Data records:
>> Begin
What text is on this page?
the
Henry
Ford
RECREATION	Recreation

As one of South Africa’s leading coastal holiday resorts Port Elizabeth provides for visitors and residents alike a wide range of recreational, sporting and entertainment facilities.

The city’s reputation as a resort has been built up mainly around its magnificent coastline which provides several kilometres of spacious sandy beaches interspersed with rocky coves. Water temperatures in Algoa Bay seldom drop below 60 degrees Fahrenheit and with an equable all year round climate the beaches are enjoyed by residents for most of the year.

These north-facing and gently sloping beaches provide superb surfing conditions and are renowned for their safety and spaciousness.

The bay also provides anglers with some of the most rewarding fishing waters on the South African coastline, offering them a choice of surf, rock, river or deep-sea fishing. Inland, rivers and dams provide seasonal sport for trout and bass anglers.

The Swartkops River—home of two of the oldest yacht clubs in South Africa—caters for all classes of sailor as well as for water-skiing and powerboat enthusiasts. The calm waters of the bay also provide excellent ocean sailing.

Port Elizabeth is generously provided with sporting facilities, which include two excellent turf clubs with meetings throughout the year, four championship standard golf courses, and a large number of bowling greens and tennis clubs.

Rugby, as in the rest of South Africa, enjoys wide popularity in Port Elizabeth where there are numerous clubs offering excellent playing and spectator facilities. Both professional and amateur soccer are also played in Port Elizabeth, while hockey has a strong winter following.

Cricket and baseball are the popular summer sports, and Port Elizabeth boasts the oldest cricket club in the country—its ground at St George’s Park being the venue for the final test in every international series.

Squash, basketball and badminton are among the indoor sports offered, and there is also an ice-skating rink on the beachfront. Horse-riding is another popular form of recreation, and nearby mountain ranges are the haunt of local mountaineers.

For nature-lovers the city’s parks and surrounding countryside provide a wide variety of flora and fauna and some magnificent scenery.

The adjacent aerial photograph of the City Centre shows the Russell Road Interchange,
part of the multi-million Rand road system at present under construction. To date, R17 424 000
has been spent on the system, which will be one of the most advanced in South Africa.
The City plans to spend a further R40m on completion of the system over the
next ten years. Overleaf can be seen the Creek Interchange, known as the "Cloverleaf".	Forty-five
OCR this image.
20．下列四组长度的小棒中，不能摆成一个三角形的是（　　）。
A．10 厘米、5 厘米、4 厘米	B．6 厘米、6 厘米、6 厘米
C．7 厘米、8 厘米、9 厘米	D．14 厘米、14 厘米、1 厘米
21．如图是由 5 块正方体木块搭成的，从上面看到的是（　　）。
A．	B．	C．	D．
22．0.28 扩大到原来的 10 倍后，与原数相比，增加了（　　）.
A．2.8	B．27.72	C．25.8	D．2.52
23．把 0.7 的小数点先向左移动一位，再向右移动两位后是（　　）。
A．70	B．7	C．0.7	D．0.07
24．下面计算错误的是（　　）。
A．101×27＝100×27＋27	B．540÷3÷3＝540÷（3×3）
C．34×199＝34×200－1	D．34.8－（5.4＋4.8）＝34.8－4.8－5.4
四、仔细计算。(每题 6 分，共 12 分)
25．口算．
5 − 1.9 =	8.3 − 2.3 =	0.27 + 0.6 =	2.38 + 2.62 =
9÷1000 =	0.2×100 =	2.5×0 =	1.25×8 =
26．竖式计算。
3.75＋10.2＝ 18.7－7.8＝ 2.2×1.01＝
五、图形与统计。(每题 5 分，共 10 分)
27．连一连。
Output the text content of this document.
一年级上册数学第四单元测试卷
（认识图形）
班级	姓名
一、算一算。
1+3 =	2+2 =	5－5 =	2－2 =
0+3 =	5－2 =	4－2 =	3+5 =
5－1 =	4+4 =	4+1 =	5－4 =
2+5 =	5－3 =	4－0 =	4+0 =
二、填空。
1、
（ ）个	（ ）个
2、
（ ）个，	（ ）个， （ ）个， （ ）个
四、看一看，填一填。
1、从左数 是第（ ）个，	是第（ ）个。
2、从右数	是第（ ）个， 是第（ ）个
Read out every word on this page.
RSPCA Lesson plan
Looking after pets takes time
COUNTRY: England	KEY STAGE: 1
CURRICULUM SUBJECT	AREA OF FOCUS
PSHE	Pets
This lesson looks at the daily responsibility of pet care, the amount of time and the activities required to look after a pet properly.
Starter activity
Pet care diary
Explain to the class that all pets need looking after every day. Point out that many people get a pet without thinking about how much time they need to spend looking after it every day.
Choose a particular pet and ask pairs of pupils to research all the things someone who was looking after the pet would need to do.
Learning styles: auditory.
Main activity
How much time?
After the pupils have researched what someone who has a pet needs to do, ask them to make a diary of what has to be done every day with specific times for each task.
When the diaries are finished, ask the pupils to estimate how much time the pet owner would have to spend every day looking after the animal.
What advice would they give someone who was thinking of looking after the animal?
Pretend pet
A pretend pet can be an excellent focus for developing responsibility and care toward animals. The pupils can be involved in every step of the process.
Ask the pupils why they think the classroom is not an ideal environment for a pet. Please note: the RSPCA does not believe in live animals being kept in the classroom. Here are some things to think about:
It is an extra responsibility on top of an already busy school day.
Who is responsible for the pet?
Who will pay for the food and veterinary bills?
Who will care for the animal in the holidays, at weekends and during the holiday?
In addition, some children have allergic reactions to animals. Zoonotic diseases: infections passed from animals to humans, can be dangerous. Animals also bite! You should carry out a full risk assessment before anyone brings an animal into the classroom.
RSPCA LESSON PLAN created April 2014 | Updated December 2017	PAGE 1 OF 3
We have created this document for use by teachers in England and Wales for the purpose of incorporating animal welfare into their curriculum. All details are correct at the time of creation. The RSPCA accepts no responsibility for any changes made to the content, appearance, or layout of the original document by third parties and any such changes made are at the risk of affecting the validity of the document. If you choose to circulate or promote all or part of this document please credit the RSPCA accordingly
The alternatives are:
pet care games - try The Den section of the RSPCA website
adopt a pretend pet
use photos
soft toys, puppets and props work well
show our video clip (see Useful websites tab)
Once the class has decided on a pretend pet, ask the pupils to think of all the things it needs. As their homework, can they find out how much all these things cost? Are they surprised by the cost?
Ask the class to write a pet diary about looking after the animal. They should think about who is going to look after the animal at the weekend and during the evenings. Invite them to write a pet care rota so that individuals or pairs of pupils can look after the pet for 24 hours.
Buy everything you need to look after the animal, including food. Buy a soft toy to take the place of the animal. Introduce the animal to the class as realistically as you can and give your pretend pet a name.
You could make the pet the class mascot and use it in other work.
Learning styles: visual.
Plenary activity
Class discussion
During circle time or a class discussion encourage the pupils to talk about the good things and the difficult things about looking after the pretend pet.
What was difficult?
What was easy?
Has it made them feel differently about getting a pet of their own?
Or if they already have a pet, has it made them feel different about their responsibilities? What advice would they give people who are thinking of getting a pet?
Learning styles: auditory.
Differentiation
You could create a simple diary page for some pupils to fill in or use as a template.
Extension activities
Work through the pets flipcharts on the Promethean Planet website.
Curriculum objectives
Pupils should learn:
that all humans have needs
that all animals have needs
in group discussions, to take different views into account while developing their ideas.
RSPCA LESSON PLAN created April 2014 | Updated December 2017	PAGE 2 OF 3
>> End
Objective — Go through the records and copy each line with "well" in it.

Exercise result —
The Swartkops River—home of two of the oldest yacht clubs in South Africa—caters for all classes of sailor as well as for water-skiing and powerboat enthusiasts. The calm waters of the bay also provide excellent ocean sailing.
soft toys, puppets and props work well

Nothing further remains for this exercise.